— Begin —

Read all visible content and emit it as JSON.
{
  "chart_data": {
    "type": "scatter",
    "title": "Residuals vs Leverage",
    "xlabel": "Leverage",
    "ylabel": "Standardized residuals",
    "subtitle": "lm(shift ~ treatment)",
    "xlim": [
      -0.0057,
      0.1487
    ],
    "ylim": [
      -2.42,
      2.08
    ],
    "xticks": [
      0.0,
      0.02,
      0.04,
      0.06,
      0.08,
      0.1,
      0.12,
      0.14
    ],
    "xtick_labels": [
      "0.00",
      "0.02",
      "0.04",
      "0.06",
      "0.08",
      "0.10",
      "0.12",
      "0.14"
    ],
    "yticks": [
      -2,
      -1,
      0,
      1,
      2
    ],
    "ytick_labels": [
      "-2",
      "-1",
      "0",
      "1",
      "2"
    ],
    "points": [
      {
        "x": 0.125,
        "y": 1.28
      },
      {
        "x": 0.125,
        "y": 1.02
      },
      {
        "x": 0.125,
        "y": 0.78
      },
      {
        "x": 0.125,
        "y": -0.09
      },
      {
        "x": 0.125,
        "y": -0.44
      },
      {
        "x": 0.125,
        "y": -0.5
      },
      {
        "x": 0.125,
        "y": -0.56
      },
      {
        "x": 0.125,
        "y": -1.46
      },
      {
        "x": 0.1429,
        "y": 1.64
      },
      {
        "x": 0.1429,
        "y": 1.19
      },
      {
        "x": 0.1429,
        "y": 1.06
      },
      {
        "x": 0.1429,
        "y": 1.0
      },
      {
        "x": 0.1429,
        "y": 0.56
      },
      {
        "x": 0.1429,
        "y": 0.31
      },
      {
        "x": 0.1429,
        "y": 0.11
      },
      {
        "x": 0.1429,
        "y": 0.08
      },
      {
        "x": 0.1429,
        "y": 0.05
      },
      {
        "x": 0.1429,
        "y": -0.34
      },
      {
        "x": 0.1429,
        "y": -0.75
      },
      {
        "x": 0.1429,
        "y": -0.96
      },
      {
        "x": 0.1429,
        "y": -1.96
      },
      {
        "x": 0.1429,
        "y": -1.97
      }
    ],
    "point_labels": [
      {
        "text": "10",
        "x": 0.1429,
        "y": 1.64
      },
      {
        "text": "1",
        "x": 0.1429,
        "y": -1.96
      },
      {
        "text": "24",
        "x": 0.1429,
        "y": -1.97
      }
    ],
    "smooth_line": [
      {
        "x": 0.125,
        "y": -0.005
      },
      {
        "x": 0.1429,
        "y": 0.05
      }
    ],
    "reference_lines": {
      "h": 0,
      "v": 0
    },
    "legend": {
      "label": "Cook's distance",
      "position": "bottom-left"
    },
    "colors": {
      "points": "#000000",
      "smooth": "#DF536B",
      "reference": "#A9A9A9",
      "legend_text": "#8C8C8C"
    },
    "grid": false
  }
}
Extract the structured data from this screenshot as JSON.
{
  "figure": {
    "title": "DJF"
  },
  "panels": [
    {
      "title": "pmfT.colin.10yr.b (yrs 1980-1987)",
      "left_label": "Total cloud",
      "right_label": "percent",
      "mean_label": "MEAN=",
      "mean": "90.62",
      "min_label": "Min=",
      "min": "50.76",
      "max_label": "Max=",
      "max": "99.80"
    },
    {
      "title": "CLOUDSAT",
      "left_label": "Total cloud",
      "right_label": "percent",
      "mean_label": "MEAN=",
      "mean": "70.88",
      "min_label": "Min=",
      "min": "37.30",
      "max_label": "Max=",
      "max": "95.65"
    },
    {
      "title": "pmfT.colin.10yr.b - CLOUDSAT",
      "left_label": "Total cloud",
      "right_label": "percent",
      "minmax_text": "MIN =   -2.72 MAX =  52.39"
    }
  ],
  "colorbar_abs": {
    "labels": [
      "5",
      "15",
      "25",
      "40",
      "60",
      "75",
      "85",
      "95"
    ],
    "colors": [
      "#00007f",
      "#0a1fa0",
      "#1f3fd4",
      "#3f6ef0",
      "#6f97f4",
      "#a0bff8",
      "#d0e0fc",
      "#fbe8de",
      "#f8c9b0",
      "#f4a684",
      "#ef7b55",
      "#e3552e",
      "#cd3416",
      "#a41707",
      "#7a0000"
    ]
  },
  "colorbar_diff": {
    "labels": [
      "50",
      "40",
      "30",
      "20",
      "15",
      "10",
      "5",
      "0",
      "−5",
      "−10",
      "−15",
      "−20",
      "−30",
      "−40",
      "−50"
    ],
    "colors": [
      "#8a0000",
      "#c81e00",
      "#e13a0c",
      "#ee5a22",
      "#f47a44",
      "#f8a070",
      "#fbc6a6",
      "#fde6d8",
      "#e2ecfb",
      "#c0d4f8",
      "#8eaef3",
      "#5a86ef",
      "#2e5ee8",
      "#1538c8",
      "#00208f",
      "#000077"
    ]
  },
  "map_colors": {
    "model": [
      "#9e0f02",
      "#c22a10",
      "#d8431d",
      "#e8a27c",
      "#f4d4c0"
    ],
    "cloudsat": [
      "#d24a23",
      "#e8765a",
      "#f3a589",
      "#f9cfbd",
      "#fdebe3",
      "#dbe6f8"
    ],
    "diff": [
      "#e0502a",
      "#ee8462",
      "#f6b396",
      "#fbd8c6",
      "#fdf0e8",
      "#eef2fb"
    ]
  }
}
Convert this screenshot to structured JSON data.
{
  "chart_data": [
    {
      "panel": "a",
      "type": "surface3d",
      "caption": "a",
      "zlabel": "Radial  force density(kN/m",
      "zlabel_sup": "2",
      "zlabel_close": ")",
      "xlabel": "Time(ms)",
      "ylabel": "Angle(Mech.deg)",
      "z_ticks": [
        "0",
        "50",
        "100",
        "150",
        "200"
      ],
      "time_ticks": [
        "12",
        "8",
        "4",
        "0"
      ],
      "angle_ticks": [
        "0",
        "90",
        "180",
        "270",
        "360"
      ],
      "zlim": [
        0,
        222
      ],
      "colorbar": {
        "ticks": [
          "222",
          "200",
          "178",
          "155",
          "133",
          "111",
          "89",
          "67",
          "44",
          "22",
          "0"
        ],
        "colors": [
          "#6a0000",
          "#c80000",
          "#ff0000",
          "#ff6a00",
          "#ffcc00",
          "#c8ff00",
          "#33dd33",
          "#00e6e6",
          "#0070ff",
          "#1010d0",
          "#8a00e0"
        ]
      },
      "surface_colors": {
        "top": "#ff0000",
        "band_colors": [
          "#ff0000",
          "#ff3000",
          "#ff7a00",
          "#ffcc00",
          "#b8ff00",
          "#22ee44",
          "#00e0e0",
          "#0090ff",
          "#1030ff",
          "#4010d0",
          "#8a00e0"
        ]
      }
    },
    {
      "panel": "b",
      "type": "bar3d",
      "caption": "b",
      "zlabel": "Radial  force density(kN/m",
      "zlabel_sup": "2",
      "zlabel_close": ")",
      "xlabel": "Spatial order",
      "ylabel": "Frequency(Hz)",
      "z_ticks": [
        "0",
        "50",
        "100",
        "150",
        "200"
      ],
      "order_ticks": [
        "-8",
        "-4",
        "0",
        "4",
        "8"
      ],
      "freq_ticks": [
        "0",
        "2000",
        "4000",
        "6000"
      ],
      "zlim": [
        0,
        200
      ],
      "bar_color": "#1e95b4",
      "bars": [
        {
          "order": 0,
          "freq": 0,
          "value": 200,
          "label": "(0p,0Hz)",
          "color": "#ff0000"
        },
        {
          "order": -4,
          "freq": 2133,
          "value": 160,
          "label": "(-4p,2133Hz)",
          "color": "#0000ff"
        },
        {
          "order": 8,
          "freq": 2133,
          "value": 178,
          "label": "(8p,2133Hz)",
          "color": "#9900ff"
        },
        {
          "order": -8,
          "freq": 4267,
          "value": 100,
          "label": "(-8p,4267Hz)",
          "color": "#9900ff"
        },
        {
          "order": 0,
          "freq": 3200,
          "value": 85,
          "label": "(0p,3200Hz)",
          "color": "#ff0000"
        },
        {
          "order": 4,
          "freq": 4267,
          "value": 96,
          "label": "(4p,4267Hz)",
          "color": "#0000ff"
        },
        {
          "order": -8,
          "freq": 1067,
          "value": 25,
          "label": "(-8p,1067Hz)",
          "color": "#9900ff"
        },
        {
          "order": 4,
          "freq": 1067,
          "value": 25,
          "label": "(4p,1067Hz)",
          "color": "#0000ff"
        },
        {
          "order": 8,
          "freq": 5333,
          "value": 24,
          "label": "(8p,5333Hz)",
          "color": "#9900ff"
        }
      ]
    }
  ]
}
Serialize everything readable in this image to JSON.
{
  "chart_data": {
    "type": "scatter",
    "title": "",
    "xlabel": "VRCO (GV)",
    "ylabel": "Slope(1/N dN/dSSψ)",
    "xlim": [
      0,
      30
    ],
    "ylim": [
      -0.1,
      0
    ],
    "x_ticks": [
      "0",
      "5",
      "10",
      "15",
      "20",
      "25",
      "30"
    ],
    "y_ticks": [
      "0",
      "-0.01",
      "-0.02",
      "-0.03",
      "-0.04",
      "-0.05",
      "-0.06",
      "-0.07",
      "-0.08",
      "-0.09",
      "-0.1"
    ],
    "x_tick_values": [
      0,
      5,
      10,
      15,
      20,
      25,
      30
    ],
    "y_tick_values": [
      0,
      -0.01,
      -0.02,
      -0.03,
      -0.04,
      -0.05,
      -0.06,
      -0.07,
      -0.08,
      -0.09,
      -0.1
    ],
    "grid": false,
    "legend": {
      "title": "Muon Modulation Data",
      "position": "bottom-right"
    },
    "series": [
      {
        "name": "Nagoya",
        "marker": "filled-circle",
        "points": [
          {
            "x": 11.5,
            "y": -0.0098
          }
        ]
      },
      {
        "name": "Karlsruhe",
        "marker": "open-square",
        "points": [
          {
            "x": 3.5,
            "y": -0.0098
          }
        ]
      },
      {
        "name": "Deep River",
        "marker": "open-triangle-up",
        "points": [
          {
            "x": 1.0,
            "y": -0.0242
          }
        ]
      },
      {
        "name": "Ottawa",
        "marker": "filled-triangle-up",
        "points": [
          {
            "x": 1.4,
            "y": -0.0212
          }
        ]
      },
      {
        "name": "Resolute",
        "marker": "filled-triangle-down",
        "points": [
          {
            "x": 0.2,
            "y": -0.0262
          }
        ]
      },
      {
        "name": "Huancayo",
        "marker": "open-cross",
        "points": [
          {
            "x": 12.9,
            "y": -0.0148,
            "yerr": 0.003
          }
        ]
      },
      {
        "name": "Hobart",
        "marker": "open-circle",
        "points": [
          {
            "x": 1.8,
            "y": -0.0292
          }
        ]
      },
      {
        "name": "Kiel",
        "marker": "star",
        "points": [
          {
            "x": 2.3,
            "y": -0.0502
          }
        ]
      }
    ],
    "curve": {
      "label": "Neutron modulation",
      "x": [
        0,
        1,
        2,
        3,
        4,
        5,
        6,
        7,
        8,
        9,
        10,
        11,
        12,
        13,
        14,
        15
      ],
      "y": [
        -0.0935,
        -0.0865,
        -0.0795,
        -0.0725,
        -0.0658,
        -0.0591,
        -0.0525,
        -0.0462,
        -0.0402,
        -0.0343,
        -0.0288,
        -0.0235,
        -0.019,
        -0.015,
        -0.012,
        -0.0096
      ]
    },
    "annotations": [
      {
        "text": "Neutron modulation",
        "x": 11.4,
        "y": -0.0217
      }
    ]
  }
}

— End —

Gather every line from the entries above where the word "marker" appears, and copy them.

        "marker": "filled-circle",
        "marker": "open-square",
        "marker": "open-triangle-up",
        "marker": "filled-triangle-up",
        "marker": "filled-triangle-down",
        "marker": "open-cross",
        "marker": "open-circle",
        "marker": "star",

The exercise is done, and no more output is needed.